» **What to produce**:
Set down each record below precisely, skipping the pictures.

-- START Extracted entries --

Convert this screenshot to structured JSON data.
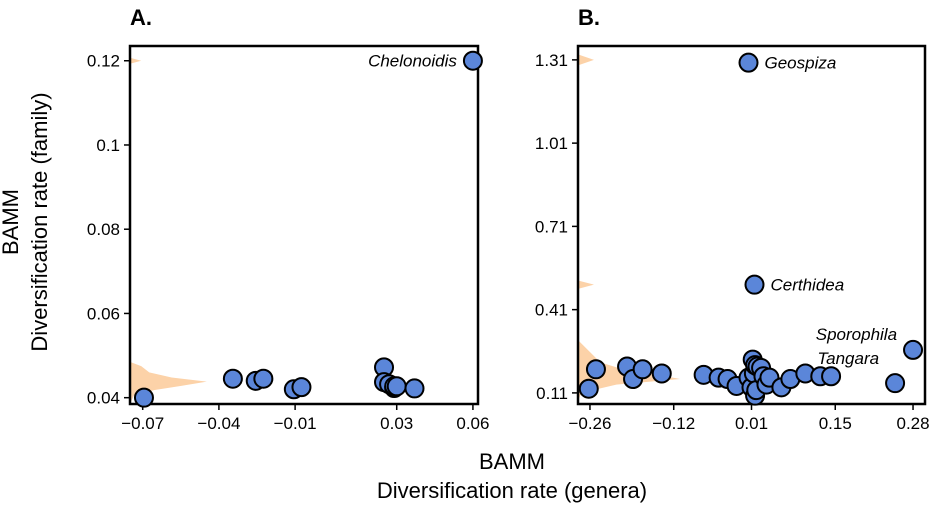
{
  "figure": {
    "xlabel_line1": "BAMM",
    "xlabel_line2": "Diversification rate (genera)",
    "ylabel_line1": "BAMM",
    "ylabel_line2": "Diversification rate (family)",
    "colors": {
      "point_fill": "#5b86d9",
      "point_stroke": "#000000",
      "density_fill": "#fcd2a8"
    }
  },
  "chart_data": [
    {
      "type": "scatter",
      "panel_label": "A.",
      "xlim": [
        -0.075,
        0.062
      ],
      "ylim": [
        0.0385,
        0.1235
      ],
      "xticks": [
        -0.07,
        -0.04,
        -0.01,
        0.03,
        0.06
      ],
      "xtick_labels": [
        "−0.07",
        "−0.04",
        "−0.01",
        "0.03",
        "0.06"
      ],
      "yticks": [
        0.04,
        0.06,
        0.08,
        0.1,
        0.12
      ],
      "ytick_labels": [
        "0.04",
        "0.06",
        "0.08",
        "0.1",
        "0.12"
      ],
      "points": [
        {
          "x": -0.0695,
          "y": 0.04
        },
        {
          "x": -0.0345,
          "y": 0.0445
        },
        {
          "x": -0.0255,
          "y": 0.044
        },
        {
          "x": -0.0225,
          "y": 0.0445
        },
        {
          "x": -0.0105,
          "y": 0.042
        },
        {
          "x": -0.0075,
          "y": 0.0425
        },
        {
          "x": 0.025,
          "y": 0.0472
        },
        {
          "x": 0.025,
          "y": 0.0437
        },
        {
          "x": 0.027,
          "y": 0.0432
        },
        {
          "x": 0.029,
          "y": 0.0423
        },
        {
          "x": 0.029,
          "y": 0.0427
        },
        {
          "x": 0.03,
          "y": 0.0427
        },
        {
          "x": 0.037,
          "y": 0.0422
        },
        {
          "x": 0.06,
          "y": 0.12
        }
      ],
      "annotations": [
        {
          "text": "Chelonoidis",
          "x": 0.06,
          "y": 0.12,
          "anchor": "end"
        }
      ],
      "density": [
        {
          "y": 0.0385,
          "w": 0.0
        },
        {
          "y": 0.0405,
          "w": 0.012
        },
        {
          "y": 0.0418,
          "w": 0.075
        },
        {
          "y": 0.0428,
          "w": 0.16
        },
        {
          "y": 0.0438,
          "w": 0.24
        },
        {
          "y": 0.0448,
          "w": 0.13
        },
        {
          "y": 0.046,
          "w": 0.06
        },
        {
          "y": 0.0475,
          "w": 0.035
        },
        {
          "y": 0.0485,
          "w": 0.0
        },
        {
          "y": 0.1193,
          "w": 0.0
        },
        {
          "y": 0.12,
          "w": 0.035
        },
        {
          "y": 0.1207,
          "w": 0.0
        }
      ]
    },
    {
      "type": "scatter",
      "panel_label": "B.",
      "xlim": [
        -0.28,
        0.3
      ],
      "ylim": [
        0.07,
        1.36
      ],
      "xticks": [
        -0.26,
        -0.12,
        0.01,
        0.15,
        0.28
      ],
      "xtick_labels": [
        "−0.26",
        "−0.12",
        "0.01",
        "0.15",
        "0.28"
      ],
      "yticks": [
        0.11,
        0.41,
        0.71,
        1.01,
        1.31
      ],
      "ytick_labels": [
        "0.11",
        "0.41",
        "0.71",
        "1.01",
        "1.31"
      ],
      "points": [
        {
          "x": -0.262,
          "y": 0.125
        },
        {
          "x": -0.25,
          "y": 0.195
        },
        {
          "x": -0.198,
          "y": 0.205
        },
        {
          "x": -0.188,
          "y": 0.16
        },
        {
          "x": -0.172,
          "y": 0.195
        },
        {
          "x": -0.14,
          "y": 0.18
        },
        {
          "x": -0.07,
          "y": 0.175
        },
        {
          "x": -0.045,
          "y": 0.165
        },
        {
          "x": -0.03,
          "y": 0.16
        },
        {
          "x": -0.015,
          "y": 0.135
        },
        {
          "x": 0.005,
          "y": 0.165
        },
        {
          "x": 0.01,
          "y": 0.13
        },
        {
          "x": 0.012,
          "y": 0.23
        },
        {
          "x": 0.014,
          "y": 0.18
        },
        {
          "x": 0.016,
          "y": 0.21
        },
        {
          "x": 0.016,
          "y": 0.1
        },
        {
          "x": 0.018,
          "y": 0.12
        },
        {
          "x": 0.02,
          "y": 0.205
        },
        {
          "x": 0.026,
          "y": 0.2
        },
        {
          "x": 0.03,
          "y": 0.17
        },
        {
          "x": 0.035,
          "y": 0.14
        },
        {
          "x": 0.04,
          "y": 0.165
        },
        {
          "x": 0.06,
          "y": 0.13
        },
        {
          "x": 0.075,
          "y": 0.16
        },
        {
          "x": 0.1,
          "y": 0.18
        },
        {
          "x": 0.125,
          "y": 0.17
        },
        {
          "x": 0.143,
          "y": 0.17
        },
        {
          "x": 0.25,
          "y": 0.145
        },
        {
          "x": 0.28,
          "y": 0.265
        },
        {
          "x": 0.005,
          "y": 1.3
        },
        {
          "x": 0.015,
          "y": 0.5
        }
      ],
      "annotations": [
        {
          "text": "Geospiza",
          "x": 0.005,
          "y": 1.3,
          "anchor": "start"
        },
        {
          "text": "Certhidea",
          "x": 0.015,
          "y": 0.5,
          "anchor": "start"
        },
        {
          "text": "Sporophila",
          "x": 0.28,
          "y": 0.265,
          "anchor": "end",
          "dy": -16
        },
        {
          "text": "Tangara",
          "x": 0.25,
          "y": 0.145,
          "anchor": "end",
          "dy": -25
        }
      ],
      "density": [
        {
          "y": 0.08,
          "w": 0.0
        },
        {
          "y": 0.11,
          "w": 0.01
        },
        {
          "y": 0.14,
          "w": 0.12
        },
        {
          "y": 0.16,
          "w": 0.32
        },
        {
          "y": 0.175,
          "w": 0.25
        },
        {
          "y": 0.195,
          "w": 0.14
        },
        {
          "y": 0.22,
          "w": 0.07
        },
        {
          "y": 0.26,
          "w": 0.035
        },
        {
          "y": 0.3,
          "w": 0.0
        },
        {
          "y": 0.485,
          "w": 0.0
        },
        {
          "y": 0.5,
          "w": 0.05
        },
        {
          "y": 0.515,
          "w": 0.0
        },
        {
          "y": 1.29,
          "w": 0.0
        },
        {
          "y": 1.31,
          "w": 0.05
        },
        {
          "y": 1.33,
          "w": 0.0
        }
      ]
    }
  ]
}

-- END Extracted entries --

» **Correct response**:
Convert this screenshot to structured JSON data.
{
  "figure": {
    "xlabel_line1": "BAMM",
    "xlabel_line2": "Diversification rate (genera)",
    "ylabel_line1": "BAMM",
    "ylabel_line2": "Diversification rate (family)",
    "colors": {
      "point_fill": "#5b86d9",
      "point_stroke": "#000000",
      "density_fill": "#fcd2a8"
    }
  },
  "chart_data": [
    {
      "type": "scatter",
      "panel_label": "A.",
      "xlim": [
        -0.075,
        0.062
      ],
      "ylim": [
        0.0385,
        0.1235
      ],
      "xticks": [
        -0.07,
        -0.04,
        -0.01,
        0.03,
        0.06
      ],
      "xtick_labels": [
        "−0.07",
        "−0.04",
        "−0.01",
        "0.03",
        "0.06"
      ],
      "yticks": [
        0.04,
        0.06,
        0.08,
        0.1,
        0.12
      ],
      "ytick_labels": [
        "0.04",
        "0.06",
        "0.08",
        "0.1",
        "0.12"
      ],
      "points": [
        {
          "x": -0.0695,
          "y": 0.04
        },
        {
          "x": -0.0345,
          "y": 0.0445
        },
        {
          "x": -0.0255,
          "y": 0.044
        },
        {
          "x": -0.0225,
          "y": 0.0445
        },
        {
          "x": -0.0105,
          "y": 0.042
        },
        {
          "x": -0.0075,
          "y": 0.0425
        },
        {
          "x": 0.025,
          "y": 0.0472
        },
        {
          "x": 0.025,
          "y": 0.0437
        },
        {
          "x": 0.027,
          "y": 0.0432
        },
        {
          "x": 0.029,
          "y": 0.0423
        },
        {
          "x": 0.029,
          "y": 0.0427
        },
        {
          "x": 0.03,
          "y": 0.0427
        },
        {
          "x": 0.037,
          "y": 0.0422
        },
        {
          "x": 0.06,
          "y": 0.12
        }
      ],
      "annotations": [
        {
          "text": "Chelonoidis",
          "x": 0.06,
          "y": 0.12,
          "anchor": "end"
        }
      ],
      "density": [
        {
          "y": 0.0385,
          "w": 0.0
        },
        {
          "y": 0.0405,
          "w": 0.012
        },
        {
          "y": 0.0418,
          "w": 0.075
        },
        {
          "y": 0.0428,
          "w": 0.16
        },
        {
          "y": 0.0438,
          "w": 0.24
        },
        {
          "y": 0.0448,
          "w": 0.13
        },
        {
          "y": 0.046,
          "w": 0.06
        },
        {
          "y": 0.0475,
          "w": 0.035
        },
        {
          "y": 0.0485,
          "w": 0.0
        },
        {
          "y": 0.1193,
          "w": 0.0
        },
        {
          "y": 0.12,
          "w": 0.035
        },
        {
          "y": 0.1207,
          "w": 0.0
        }
      ]
    },
    {
      "type": "scatter",
      "panel_label": "B.",
      "xlim": [
        -0.28,
        0.3
      ],
      "ylim": [
        0.07,
        1.36
      ],
      "xticks": [
        -0.26,
        -0.12,
        0.01,
        0.15,
        0.28
      ],
      "xtick_labels": [
        "−0.26",
        "−0.12",
        "0.01",
        "0.15",
        "0.28"
      ],
      "yticks": [
        0.11,
        0.41,
        0.71,
        1.01,
        1.31
      ],
      "ytick_labels": [
        "0.11",
        "0.41",
        "0.71",
        "1.01",
        "1.31"
      ],
      "points": [
        {
          "x": -0.262,
          "y": 0.125
        },
        {
          "x": -0.25,
          "y": 0.195
        },
        {
          "x": -0.198,
          "y": 0.205
        },
        {
          "x": -0.188,
          "y": 0.16
        },
        {
          "x": -0.172,
          "y": 0.195
        },
        {
          "x": -0.14,
          "y": 0.18
        },
        {
          "x": -0.07,
          "y": 0.175
        },
        {
          "x": -0.045,
          "y": 0.165
        },
        {
          "x": -0.03,
          "y": 0.16
        },
        {
          "x": -0.015,
          "y": 0.135
        },
        {
          "x": 0.005,
          "y": 0.165
        },
        {
          "x": 0.01,
          "y": 0.13
        },
        {
          "x": 0.012,
          "y": 0.23
        },
        {
          "x": 0.014,
          "y": 0.18
        },
        {
          "x": 0.016,
          "y": 0.21
        },
        {
          "x": 0.016,
          "y": 0.1
        },
        {
          "x": 0.018,
          "y": 0.12
        },
        {
          "x": 0.02,
          "y": 0.205
        },
        {
          "x": 0.026,
          "y": 0.2
        },
        {
          "x": 0.03,
          "y": 0.17
        },
        {
          "x": 0.035,
          "y": 0.14
        },
        {
          "x": 0.04,
          "y": 0.165
        },
        {
          "x": 0.06,
          "y": 0.13
        },
        {
          "x": 0.075,
          "y": 0.16
        },
        {
          "x": 0.1,
          "y": 0.18
        },
        {
          "x": 0.125,
          "y": 0.17
        },
        {
          "x": 0.143,
          "y": 0.17
        },
        {
          "x": 0.25,
          "y": 0.145
        },
        {
          "x": 0.28,
          "y": 0.265
        },
        {
          "x": 0.005,
          "y": 1.3
        },
        {
          "x": 0.015,
          "y": 0.5
        }
      ],
      "annotations": [
        {
          "text": "Geospiza",
          "x": 0.005,
          "y": 1.3,
          "anchor": "start"
        },
        {
          "text": "Certhidea",
          "x": 0.015,
          "y": 0.5,
          "anchor": "start"
        },
        {
          "text": "Sporophila",
          "x": 0.28,
          "y": 0.265,
          "anchor": "end",
          "dy": -16
        },
        {
          "text": "Tangara",
          "x": 0.25,
          "y": 0.145,
          "anchor": "end",
          "dy": -25
        }
      ],
      "density": [
        {
          "y": 0.08,
          "w": 0.0
        },
        {
          "y": 0.11,
          "w": 0.01
        },
        {
          "y": 0.14,
          "w": 0.12
        },
        {
          "y": 0.16,
          "w": 0.32
        },
        {
          "y": 0.175,
          "w": 0.25
        },
        {
          "y": 0.195,
          "w": 0.14
        },
        {
          "y": 0.22,
          "w": 0.07
        },
        {
          "y": 0.26,
          "w": 0.035
        },
        {
          "y": 0.3,
          "w": 0.0
        },
        {
          "y": 0.485,
          "w": 0.0
        },
        {
          "y": 0.5,
          "w": 0.05
        },
        {
          "y": 0.515,
          "w": 0.0
        },
        {
          "y": 1.29,
          "w": 0.0
        },
        {
          "y": 1.31,
          "w": 0.05
        },
        {
          "y": 1.33,
          "w": 0.0
        }
      ]
    }
  ]
}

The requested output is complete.